→ **Records for the task**
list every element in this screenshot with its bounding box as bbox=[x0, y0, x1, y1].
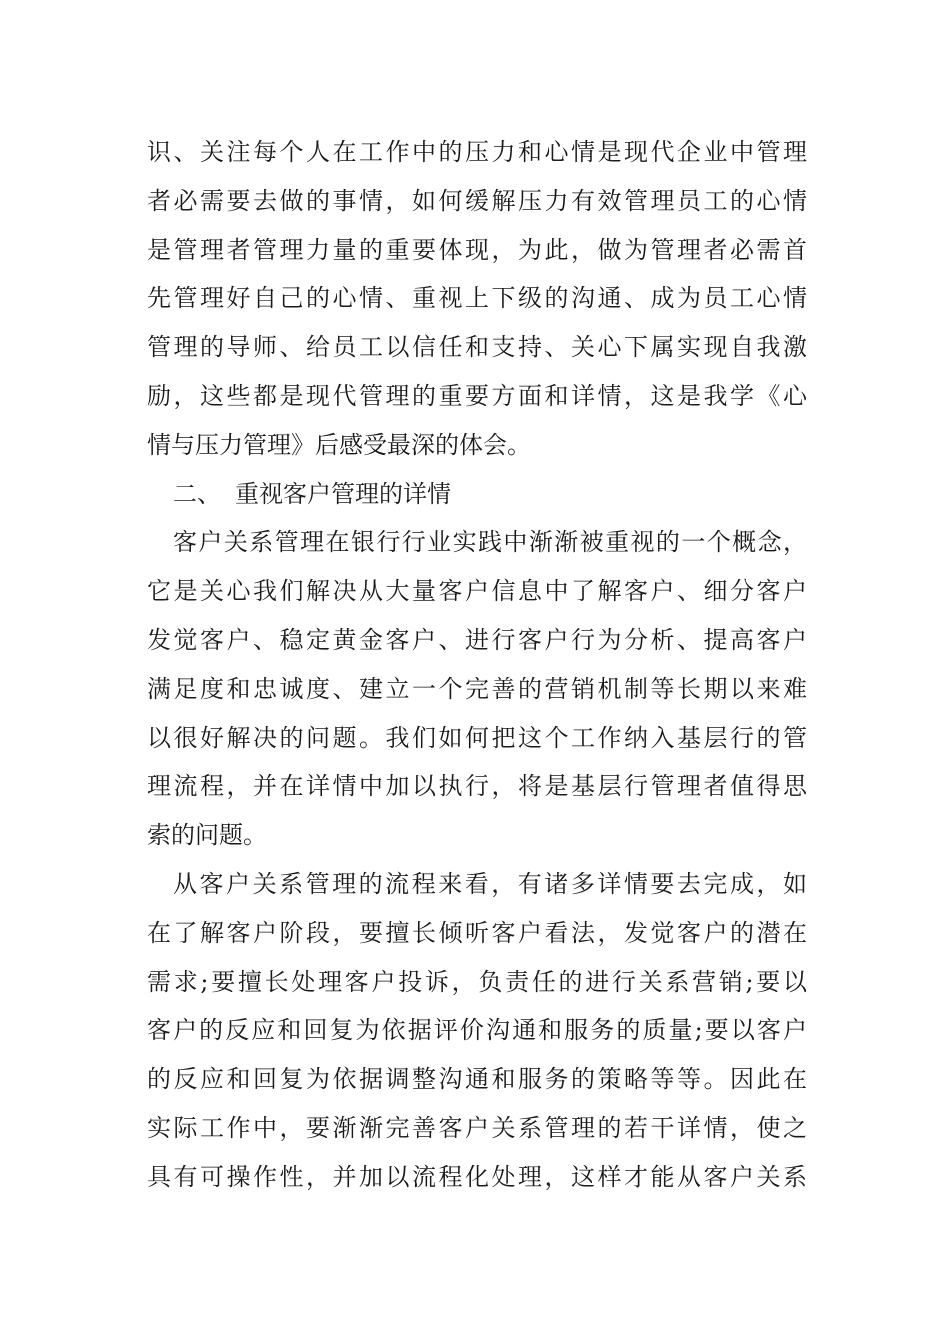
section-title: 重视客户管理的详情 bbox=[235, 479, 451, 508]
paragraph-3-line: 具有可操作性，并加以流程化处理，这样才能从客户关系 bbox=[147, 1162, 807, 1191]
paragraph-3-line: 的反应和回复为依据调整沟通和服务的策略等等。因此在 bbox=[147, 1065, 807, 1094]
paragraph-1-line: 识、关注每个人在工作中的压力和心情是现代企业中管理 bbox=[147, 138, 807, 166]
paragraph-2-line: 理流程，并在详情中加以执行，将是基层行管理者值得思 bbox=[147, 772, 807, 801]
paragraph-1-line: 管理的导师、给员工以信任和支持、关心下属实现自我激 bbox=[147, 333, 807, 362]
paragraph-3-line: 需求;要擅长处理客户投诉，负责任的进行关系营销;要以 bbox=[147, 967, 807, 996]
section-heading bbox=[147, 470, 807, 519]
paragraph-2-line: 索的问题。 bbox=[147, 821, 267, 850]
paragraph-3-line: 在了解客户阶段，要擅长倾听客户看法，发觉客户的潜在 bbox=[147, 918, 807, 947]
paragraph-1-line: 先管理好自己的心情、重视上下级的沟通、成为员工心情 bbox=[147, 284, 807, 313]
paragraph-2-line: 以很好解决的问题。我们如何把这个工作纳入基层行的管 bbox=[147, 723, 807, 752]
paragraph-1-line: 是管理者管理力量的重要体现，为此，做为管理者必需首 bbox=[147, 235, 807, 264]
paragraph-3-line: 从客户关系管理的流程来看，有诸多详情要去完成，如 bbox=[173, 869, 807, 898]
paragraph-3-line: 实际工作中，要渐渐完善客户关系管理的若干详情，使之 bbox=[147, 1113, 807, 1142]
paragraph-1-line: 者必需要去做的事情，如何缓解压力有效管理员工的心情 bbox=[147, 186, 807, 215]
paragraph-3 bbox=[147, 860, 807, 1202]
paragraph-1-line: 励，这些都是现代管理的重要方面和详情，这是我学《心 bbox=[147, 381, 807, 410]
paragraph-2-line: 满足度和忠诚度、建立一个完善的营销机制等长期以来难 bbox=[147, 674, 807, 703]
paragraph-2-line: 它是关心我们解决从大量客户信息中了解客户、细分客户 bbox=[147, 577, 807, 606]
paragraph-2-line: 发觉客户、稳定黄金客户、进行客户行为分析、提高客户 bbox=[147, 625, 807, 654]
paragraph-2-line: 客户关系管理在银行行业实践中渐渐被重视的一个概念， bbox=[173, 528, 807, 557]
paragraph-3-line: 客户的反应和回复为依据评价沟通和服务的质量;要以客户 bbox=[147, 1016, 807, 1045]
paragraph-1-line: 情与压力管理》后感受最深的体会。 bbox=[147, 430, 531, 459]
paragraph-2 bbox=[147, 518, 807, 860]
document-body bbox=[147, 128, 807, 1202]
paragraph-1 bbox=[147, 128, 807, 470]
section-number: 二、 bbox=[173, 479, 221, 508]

→ **Short exercise**
Give every line of the rows above as a JSON list of strings, one string per line, with blank lines left out. Leave the pictures out of the answer.

→ **Exercise solution**
[
  "list every element in this screenshot with its bounding box as bbox=[x0, y0, x1, y1].",
  "section-title: 重视客户管理的详情 bbox=[235, 479, 451, 508]",
  "paragraph-3-line: 具有可操作性，并加以流程化处理，这样才能从客户关系 bbox=[147, 1162, 807, 1191]",
  "paragraph-3-line: 的反应和回复为依据调整沟通和服务的策略等等。因此在 bbox=[147, 1065, 807, 1094]",
  "paragraph-1-line: 识、关注每个人在工作中的压力和心情是现代企业中管理 bbox=[147, 138, 807, 166]",
  "paragraph-2-line: 理流程，并在详情中加以执行，将是基层行管理者值得思 bbox=[147, 772, 807, 801]",
  "paragraph-1-line: 管理的导师、给员工以信任和支持、关心下属实现自我激 bbox=[147, 333, 807, 362]",
  "paragraph-3-line: 需求;要擅长处理客户投诉，负责任的进行关系营销;要以 bbox=[147, 967, 807, 996]",
  "section-heading bbox=[147, 470, 807, 519]",
  "paragraph-2-line: 索的问题。 bbox=[147, 821, 267, 850]",
  "paragraph-3-line: 在了解客户阶段，要擅长倾听客户看法，发觉客户的潜在 bbox=[147, 918, 807, 947]",
  "paragraph-1-line: 先管理好自己的心情、重视上下级的沟通、成为员工心情 bbox=[147, 284, 807, 313]",
  "paragraph-2-line: 以很好解决的问题。我们如何把这个工作纳入基层行的管 bbox=[147, 723, 807, 752]",
  "paragraph-1-line: 是管理者管理力量的重要体现，为此，做为管理者必需首 bbox=[147, 235, 807, 264]",
  "paragraph-3-line: 从客户关系管理的流程来看，有诸多详情要去完成，如 bbox=[173, 869, 807, 898]",
  "paragraph-3-line: 实际工作中，要渐渐完善客户关系管理的若干详情，使之 bbox=[147, 1113, 807, 1142]",
  "paragraph-1-line: 者必需要去做的事情，如何缓解压力有效管理员工的心情 bbox=[147, 186, 807, 215]",
  "paragraph-3 bbox=[147, 860, 807, 1202]",
  "paragraph-1-line: 励，这些都是现代管理的重要方面和详情，这是我学《心 bbox=[147, 381, 807, 410]",
  "paragraph-2-line: 满足度和忠诚度、建立一个完善的营销机制等长期以来难 bbox=[147, 674, 807, 703]",
  "paragraph-2-line: 它是关心我们解决从大量客户信息中了解客户、细分客户 bbox=[147, 577, 807, 606]",
  "paragraph-2-line: 发觉客户、稳定黄金客户、进行客户行为分析、提高客户 bbox=[147, 625, 807, 654]",
  "paragraph-2-line: 客户关系管理在银行行业实践中渐渐被重视的一个概念， bbox=[173, 528, 807, 557]",
  "paragraph-3-line: 客户的反应和回复为依据评价沟通和服务的质量;要以客户 bbox=[147, 1016, 807, 1045]",
  "paragraph-1-line: 情与压力管理》后感受最深的体会。 bbox=[147, 430, 531, 459]",
  "paragraph-2 bbox=[147, 518, 807, 860]",
  "document-body bbox=[147, 128, 807, 1202]",
  "paragraph-1 bbox=[147, 128, 807, 470]",
  "section-number: 二、 bbox=[173, 479, 221, 508]"
]